Dataset excerpt:
/---
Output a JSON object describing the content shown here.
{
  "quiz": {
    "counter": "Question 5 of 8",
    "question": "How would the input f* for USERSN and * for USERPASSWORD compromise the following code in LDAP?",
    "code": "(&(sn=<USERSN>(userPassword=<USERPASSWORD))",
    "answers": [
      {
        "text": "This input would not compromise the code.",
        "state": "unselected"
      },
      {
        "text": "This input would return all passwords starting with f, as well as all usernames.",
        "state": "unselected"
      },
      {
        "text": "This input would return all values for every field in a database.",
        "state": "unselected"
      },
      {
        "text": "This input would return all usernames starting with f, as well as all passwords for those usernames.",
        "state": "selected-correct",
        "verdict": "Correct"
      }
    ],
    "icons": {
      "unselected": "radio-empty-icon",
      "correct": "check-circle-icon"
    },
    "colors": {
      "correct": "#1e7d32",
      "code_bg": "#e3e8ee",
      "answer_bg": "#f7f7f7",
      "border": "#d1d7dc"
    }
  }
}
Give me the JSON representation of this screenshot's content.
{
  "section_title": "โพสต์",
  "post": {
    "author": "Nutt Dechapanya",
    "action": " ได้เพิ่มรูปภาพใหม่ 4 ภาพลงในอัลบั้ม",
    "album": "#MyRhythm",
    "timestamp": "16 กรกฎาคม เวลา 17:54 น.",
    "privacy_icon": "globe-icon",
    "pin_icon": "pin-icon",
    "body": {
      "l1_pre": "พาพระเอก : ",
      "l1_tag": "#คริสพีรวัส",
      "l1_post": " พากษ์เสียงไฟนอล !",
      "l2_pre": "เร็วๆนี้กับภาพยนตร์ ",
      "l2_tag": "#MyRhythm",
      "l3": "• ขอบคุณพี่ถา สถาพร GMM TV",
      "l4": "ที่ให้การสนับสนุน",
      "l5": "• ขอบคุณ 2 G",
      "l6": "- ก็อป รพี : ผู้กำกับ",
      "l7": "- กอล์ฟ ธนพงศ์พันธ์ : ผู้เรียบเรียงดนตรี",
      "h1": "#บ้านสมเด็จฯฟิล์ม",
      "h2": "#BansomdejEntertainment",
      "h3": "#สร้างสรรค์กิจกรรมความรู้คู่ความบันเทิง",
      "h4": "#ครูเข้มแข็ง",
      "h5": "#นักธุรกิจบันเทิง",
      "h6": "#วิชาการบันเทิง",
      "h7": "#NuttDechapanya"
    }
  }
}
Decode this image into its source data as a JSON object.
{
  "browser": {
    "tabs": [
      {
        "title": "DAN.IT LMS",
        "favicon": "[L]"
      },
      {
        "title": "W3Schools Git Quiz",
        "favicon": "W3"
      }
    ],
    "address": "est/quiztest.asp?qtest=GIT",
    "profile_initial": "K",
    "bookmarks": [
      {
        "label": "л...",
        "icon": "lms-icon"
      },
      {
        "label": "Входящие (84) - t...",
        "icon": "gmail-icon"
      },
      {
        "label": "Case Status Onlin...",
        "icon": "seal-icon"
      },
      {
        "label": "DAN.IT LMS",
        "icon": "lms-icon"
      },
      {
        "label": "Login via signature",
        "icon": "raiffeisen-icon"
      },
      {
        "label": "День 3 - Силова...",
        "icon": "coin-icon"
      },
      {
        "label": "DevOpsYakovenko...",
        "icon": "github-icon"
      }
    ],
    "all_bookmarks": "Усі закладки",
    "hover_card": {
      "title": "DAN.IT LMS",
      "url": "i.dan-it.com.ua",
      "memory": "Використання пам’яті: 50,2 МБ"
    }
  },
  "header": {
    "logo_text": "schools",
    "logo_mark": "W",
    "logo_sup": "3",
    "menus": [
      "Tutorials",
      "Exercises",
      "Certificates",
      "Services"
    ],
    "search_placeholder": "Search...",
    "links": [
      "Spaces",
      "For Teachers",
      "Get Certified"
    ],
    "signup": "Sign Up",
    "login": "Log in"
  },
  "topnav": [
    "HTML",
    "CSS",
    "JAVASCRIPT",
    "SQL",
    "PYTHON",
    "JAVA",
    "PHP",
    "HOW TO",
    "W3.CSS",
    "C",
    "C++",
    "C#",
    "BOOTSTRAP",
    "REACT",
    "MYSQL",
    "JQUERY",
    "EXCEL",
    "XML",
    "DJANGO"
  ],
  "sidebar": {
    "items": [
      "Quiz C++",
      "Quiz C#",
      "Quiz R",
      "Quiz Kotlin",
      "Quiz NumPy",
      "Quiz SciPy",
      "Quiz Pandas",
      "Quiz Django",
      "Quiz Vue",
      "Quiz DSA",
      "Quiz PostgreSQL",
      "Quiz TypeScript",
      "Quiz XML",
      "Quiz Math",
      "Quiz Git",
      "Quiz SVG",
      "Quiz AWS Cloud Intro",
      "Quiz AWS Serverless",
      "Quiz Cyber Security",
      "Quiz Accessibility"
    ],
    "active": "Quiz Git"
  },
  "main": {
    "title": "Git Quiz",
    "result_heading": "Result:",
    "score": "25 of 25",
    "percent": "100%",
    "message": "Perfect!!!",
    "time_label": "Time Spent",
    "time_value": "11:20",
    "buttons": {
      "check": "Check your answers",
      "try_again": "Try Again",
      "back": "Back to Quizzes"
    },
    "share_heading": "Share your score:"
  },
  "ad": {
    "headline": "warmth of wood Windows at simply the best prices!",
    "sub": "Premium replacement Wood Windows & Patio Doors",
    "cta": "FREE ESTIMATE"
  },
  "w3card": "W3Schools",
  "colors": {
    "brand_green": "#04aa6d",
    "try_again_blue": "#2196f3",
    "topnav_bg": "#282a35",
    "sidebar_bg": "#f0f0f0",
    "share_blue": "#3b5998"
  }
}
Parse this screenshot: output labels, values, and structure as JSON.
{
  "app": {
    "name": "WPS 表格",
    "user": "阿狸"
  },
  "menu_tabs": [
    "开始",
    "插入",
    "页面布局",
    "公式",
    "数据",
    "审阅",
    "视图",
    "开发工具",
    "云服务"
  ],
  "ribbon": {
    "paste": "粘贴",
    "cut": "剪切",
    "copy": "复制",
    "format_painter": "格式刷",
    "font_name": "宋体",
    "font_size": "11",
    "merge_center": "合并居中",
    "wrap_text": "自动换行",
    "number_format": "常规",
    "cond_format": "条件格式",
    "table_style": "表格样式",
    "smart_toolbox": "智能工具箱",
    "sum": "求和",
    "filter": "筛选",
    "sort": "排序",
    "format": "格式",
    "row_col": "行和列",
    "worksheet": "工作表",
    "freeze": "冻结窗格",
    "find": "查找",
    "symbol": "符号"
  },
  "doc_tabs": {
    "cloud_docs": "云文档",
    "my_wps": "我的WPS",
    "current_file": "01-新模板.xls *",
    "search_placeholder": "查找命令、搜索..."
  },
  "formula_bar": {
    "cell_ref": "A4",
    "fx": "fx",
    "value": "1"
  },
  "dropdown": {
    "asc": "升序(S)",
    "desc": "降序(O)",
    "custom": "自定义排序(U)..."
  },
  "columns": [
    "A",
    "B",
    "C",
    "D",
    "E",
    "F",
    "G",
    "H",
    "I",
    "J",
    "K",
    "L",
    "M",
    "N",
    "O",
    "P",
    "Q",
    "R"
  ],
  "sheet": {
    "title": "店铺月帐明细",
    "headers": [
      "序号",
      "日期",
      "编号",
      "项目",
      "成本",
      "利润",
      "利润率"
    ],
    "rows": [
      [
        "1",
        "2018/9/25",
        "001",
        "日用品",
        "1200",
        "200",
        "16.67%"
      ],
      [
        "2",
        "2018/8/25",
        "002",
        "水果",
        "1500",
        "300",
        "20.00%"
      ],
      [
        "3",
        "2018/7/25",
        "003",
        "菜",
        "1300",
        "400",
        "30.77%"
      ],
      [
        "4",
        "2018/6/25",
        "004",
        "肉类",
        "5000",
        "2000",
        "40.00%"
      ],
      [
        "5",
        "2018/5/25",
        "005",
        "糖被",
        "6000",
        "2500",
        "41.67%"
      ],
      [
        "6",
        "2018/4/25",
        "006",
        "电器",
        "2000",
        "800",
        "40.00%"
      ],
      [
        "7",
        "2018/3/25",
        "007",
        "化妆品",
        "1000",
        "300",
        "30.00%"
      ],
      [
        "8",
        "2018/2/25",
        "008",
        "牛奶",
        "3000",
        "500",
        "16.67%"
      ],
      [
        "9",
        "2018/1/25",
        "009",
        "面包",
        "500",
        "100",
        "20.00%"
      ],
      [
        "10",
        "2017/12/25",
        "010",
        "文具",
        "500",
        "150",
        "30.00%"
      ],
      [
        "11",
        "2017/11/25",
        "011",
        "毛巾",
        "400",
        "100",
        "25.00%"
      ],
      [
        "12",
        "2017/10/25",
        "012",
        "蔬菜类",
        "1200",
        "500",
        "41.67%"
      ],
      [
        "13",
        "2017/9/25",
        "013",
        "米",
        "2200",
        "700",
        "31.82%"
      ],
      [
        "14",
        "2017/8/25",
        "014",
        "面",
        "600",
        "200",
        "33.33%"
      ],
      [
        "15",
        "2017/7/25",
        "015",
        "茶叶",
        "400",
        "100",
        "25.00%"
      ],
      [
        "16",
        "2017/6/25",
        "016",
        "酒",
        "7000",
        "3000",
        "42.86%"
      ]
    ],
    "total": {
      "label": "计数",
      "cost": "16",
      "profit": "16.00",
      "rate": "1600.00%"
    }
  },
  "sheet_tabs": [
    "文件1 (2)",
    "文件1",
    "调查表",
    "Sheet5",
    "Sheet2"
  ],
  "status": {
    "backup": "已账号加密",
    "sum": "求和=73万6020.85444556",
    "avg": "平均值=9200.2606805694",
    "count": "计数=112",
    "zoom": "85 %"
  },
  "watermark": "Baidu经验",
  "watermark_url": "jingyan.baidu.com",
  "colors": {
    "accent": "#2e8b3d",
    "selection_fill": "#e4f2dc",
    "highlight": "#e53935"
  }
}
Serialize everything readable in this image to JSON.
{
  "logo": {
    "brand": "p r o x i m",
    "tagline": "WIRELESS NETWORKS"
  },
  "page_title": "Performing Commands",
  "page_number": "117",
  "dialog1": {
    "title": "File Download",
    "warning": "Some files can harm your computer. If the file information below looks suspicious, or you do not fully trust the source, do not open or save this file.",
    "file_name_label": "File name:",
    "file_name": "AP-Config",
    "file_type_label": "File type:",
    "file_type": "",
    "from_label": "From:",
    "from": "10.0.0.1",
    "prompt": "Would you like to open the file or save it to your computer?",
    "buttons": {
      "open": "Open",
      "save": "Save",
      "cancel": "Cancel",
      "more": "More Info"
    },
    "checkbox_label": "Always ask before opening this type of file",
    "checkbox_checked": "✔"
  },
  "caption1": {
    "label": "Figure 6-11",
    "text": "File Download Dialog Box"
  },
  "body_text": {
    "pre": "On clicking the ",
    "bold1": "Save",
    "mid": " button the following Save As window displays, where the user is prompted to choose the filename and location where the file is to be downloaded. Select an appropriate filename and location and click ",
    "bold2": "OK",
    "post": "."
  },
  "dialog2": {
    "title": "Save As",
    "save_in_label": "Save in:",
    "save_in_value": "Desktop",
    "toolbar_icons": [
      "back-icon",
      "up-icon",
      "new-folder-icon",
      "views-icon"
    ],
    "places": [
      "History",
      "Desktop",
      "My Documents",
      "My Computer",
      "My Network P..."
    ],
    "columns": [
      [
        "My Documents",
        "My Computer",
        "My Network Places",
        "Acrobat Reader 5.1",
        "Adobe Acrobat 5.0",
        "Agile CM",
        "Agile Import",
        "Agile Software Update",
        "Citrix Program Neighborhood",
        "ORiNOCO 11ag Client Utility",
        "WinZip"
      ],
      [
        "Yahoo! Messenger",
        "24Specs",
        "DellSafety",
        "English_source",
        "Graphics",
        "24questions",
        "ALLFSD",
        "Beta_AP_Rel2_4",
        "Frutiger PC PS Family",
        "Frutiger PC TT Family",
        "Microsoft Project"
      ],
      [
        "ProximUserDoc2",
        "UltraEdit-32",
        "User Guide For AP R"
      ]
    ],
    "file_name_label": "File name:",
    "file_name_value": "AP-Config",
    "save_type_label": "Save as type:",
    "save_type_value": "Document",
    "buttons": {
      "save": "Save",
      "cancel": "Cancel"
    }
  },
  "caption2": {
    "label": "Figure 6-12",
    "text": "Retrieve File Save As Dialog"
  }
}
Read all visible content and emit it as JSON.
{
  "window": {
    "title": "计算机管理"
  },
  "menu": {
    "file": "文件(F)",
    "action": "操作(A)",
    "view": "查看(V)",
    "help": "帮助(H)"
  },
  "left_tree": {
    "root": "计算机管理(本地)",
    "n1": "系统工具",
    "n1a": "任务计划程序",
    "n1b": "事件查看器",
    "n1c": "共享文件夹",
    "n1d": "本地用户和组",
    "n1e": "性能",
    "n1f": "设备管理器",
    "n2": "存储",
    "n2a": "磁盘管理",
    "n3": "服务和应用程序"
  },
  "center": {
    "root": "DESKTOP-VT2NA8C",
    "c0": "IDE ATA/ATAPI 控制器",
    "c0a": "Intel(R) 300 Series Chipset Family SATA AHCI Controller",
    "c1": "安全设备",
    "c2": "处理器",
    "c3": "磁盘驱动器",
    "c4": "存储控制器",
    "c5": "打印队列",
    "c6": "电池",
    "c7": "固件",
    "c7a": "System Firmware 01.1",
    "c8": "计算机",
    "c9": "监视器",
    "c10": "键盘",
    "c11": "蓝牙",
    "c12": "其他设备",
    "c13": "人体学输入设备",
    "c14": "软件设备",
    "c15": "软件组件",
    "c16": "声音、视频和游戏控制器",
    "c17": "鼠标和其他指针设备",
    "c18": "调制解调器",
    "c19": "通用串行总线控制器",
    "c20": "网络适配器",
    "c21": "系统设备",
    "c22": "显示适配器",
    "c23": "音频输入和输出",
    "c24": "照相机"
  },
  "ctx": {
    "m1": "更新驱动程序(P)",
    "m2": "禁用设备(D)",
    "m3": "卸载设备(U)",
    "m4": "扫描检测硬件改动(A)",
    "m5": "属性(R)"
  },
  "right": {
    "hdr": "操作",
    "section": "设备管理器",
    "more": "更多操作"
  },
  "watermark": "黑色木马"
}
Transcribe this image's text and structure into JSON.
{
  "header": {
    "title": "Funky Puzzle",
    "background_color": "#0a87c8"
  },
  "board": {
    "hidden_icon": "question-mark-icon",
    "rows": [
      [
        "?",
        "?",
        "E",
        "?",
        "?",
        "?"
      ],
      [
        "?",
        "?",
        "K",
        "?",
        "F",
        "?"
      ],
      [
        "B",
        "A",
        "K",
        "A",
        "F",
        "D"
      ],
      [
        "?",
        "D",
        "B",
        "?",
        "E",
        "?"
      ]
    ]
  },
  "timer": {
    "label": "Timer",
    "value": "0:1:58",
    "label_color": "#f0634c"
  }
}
\---
Report how many lines of the listing above include the word "input". Say nothing but the number.

**Response to this task**. 5